■ Provided material
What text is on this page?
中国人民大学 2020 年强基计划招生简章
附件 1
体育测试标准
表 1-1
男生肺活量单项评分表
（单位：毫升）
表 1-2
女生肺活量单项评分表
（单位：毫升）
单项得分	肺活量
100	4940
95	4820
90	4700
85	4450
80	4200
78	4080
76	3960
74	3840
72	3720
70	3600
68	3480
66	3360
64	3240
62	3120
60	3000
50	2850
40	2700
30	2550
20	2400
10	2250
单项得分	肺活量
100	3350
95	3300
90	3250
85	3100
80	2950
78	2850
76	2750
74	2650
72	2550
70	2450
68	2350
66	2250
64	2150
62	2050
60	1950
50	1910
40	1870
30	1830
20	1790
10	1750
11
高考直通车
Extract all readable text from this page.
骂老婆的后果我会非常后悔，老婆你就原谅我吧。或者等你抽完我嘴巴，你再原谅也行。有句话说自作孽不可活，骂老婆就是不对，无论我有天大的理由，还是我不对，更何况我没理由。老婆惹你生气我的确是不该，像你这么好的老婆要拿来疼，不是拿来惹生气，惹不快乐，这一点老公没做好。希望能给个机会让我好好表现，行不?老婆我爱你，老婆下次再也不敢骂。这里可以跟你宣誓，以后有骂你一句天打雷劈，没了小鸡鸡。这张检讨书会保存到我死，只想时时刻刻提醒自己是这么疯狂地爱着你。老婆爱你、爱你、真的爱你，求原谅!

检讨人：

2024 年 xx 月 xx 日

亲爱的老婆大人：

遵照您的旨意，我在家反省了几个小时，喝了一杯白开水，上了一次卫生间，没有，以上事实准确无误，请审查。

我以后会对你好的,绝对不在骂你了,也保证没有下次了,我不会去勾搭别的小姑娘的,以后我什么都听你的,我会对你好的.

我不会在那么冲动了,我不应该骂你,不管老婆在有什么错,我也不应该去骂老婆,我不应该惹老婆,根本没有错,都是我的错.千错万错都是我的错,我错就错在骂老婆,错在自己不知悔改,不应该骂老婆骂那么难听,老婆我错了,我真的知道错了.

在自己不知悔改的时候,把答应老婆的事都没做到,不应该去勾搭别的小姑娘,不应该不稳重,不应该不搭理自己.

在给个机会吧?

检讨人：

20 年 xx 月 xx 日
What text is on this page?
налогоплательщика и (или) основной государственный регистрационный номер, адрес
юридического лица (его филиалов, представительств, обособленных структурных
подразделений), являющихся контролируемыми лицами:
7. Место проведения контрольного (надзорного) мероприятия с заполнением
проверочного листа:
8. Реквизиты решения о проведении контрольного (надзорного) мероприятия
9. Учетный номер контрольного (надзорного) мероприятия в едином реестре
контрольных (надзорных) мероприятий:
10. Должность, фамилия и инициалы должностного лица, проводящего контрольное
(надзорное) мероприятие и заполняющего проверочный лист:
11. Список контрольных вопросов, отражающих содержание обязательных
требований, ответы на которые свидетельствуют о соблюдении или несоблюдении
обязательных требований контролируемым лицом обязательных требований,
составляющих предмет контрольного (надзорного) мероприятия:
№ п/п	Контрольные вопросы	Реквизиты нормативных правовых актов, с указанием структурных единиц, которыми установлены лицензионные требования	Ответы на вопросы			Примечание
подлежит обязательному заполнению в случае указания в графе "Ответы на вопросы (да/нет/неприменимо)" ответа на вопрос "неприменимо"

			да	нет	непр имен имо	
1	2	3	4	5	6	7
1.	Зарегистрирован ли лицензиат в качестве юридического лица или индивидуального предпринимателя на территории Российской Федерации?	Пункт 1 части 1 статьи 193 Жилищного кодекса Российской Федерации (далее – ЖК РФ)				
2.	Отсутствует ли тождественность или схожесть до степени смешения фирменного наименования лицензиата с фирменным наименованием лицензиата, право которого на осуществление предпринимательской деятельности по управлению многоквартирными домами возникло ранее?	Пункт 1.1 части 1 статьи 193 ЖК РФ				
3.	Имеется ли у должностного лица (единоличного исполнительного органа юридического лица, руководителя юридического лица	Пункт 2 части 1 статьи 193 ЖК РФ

■ Given task
Return all of the data word for word.

■ Result for this task
What text is on this page?
中国人民大学 2020 年强基计划招生简章
附件 1
体育测试标准
表 1-1
男生肺活量单项评分表
（单位：毫升）
表 1-2
女生肺活量单项评分表
（单位：毫升）
单项得分	肺活量
100	4940
95	4820
90	4700
85	4450
80	4200
78	4080
76	3960
74	3840
72	3720
70	3600
68	3480
66	3360
64	3240
62	3120
60	3000
50	2850
40	2700
30	2550
20	2400
10	2250
单项得分	肺活量
100	3350
95	3300
90	3250
85	3100
80	2950
78	2850
76	2750
74	2650
72	2550
70	2450
68	2350
66	2250
64	2150
62	2050
60	1950
50	1910
40	1870
30	1830
20	1790
10	1750
11
高考直通车
Extract all readable text from this page.
骂老婆的后果我会非常后悔，老婆你就原谅我吧。或者等你抽完我嘴巴，你再原谅也行。有句话说自作孽不可活，骂老婆就是不对，无论我有天大的理由，还是我不对，更何况我没理由。老婆惹你生气我的确是不该，像你这么好的老婆要拿来疼，不是拿来惹生气，惹不快乐，这一点老公没做好。希望能给个机会让我好好表现，行不?老婆我爱你，老婆下次再也不敢骂。这里可以跟你宣誓，以后有骂你一句天打雷劈，没了小鸡鸡。这张检讨书会保存到我死，只想时时刻刻提醒自己是这么疯狂地爱着你。老婆爱你、爱你、真的爱你，求原谅!

检讨人：

2024 年 xx 月 xx 日

亲爱的老婆大人：

遵照您的旨意，我在家反省了几个小时，喝了一杯白开水，上了一次卫生间，没有，以上事实准确无误，请审查。

我以后会对你好的,绝对不在骂你了,也保证没有下次了,我不会去勾搭别的小姑娘的,以后我什么都听你的,我会对你好的.

我不会在那么冲动了,我不应该骂你,不管老婆在有什么错,我也不应该去骂老婆,我不应该惹老婆,根本没有错,都是我的错.千错万错都是我的错,我错就错在骂老婆,错在自己不知悔改,不应该骂老婆骂那么难听,老婆我错了,我真的知道错了.

在自己不知悔改的时候,把答应老婆的事都没做到,不应该去勾搭别的小姑娘,不应该不稳重,不应该不搭理自己.

在给个机会吧?

检讨人：

20 年 xx 月 xx 日
What text is on this page?
налогоплательщика и (или) основной государственный регистрационный номер, адрес
юридического лица (его филиалов, представительств, обособленных структурных
подразделений), являющихся контролируемыми лицами:
7. Место проведения контрольного (надзорного) мероприятия с заполнением
проверочного листа:
8. Реквизиты решения о проведении контрольного (надзорного) мероприятия
9. Учетный номер контрольного (надзорного) мероприятия в едином реестре
контрольных (надзорных) мероприятий:
10. Должность, фамилия и инициалы должностного лица, проводящего контрольное
(надзорное) мероприятие и заполняющего проверочный лист:
11. Список контрольных вопросов, отражающих содержание обязательных
требований, ответы на которые свидетельствуют о соблюдении или несоблюдении
обязательных требований контролируемым лицом обязательных требований,
составляющих предмет контрольного (надзорного) мероприятия:
№ п/п	Контрольные вопросы	Реквизиты нормативных правовых актов, с указанием структурных единиц, которыми установлены лицензионные требования	Ответы на вопросы			Примечание
подлежит обязательному заполнению в случае указания в графе "Ответы на вопросы (да/нет/неприменимо)" ответа на вопрос "неприменимо"

			да	нет	непр имен имо	
1	2	3	4	5	6	7
1.	Зарегистрирован ли лицензиат в качестве юридического лица или индивидуального предпринимателя на территории Российской Федерации?	Пункт 1 части 1 статьи 193 Жилищного кодекса Российской Федерации (далее – ЖК РФ)				
2.	Отсутствует ли тождественность или схожесть до степени смешения фирменного наименования лицензиата с фирменным наименованием лицензиата, право которого на осуществление предпринимательской деятельности по управлению многоквартирными домами возникло ранее?	Пункт 1.1 части 1 статьи 193 ЖК РФ				
3.	Имеется ли у должностного лица (единоличного исполнительного органа юридического лица, руководителя юридического лица	Пункт 2 части 1 статьи 193 ЖК РФ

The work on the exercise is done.